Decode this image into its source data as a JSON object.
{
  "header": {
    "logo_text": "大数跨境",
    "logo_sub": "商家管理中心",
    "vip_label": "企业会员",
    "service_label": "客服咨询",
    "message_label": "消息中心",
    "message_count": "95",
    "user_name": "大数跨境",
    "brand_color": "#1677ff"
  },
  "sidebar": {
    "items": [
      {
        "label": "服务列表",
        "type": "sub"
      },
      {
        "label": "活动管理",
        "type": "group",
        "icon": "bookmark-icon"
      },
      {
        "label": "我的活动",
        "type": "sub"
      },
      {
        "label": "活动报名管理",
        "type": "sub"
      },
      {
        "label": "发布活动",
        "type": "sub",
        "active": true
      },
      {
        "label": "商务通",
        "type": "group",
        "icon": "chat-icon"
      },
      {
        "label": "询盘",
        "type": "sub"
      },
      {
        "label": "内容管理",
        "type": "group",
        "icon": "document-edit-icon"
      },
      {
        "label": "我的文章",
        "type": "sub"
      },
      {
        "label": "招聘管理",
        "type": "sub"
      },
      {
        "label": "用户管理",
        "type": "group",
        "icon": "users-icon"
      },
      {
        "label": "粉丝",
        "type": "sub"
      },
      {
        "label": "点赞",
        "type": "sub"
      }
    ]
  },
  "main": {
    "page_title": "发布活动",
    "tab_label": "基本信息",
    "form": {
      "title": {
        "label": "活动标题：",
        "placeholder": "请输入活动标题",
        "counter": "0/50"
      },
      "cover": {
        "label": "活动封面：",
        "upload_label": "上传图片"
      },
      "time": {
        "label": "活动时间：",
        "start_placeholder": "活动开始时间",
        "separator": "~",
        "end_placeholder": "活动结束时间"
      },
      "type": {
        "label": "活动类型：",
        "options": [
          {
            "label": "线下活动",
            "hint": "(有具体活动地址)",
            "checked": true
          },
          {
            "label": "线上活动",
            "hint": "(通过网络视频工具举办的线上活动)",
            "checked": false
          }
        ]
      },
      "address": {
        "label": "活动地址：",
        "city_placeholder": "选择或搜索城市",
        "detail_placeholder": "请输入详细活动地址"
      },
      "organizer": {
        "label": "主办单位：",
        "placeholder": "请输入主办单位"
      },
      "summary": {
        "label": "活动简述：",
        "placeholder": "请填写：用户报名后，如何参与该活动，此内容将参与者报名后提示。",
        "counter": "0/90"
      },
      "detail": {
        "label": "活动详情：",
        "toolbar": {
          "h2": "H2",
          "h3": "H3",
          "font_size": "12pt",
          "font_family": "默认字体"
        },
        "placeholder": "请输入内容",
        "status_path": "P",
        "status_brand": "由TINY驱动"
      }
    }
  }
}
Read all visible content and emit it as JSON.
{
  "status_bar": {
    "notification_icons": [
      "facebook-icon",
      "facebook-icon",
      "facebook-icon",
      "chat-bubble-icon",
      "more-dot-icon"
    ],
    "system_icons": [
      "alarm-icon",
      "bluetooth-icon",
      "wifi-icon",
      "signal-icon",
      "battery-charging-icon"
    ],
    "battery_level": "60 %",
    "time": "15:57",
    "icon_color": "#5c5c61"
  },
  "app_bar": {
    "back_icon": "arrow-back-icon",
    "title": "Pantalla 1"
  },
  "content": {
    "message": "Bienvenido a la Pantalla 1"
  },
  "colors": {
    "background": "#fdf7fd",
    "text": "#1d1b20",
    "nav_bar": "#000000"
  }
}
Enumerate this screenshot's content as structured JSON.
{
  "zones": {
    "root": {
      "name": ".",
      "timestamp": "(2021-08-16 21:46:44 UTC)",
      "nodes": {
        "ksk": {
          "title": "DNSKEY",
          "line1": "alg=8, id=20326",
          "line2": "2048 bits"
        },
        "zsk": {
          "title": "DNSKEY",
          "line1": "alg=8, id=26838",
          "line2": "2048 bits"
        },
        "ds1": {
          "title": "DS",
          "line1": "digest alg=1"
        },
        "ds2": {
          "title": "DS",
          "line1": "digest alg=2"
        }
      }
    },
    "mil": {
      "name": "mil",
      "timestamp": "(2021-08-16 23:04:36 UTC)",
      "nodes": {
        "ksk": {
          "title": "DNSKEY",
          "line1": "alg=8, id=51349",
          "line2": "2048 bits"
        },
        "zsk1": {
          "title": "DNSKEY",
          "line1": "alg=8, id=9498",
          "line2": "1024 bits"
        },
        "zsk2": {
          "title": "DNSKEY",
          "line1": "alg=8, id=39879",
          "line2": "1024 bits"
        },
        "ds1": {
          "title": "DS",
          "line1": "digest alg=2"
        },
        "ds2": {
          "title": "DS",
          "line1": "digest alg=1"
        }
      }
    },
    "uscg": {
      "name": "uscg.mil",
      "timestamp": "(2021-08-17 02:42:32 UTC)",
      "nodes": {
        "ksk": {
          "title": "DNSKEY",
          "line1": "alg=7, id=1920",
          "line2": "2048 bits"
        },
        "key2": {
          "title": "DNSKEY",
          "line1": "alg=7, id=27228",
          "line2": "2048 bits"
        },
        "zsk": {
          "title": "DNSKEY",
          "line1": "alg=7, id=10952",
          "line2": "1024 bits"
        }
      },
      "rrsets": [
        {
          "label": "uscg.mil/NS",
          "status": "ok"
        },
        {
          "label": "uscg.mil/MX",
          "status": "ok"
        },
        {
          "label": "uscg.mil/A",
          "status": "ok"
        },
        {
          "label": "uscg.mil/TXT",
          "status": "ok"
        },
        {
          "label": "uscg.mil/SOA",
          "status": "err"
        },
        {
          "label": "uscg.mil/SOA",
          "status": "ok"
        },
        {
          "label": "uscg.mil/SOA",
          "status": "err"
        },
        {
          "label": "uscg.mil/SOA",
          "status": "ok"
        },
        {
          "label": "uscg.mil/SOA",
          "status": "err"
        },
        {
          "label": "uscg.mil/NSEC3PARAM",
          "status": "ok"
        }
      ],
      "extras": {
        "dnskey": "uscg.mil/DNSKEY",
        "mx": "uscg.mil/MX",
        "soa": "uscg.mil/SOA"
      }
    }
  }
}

******

**Description of the task:**
Copy each line of the data above that holds "JSON".

**Exercise output:**
Decode this image into its source data as a JSON object.
Read all visible content and emit it as JSON.
Enumerate this screenshot's content as structured JSON.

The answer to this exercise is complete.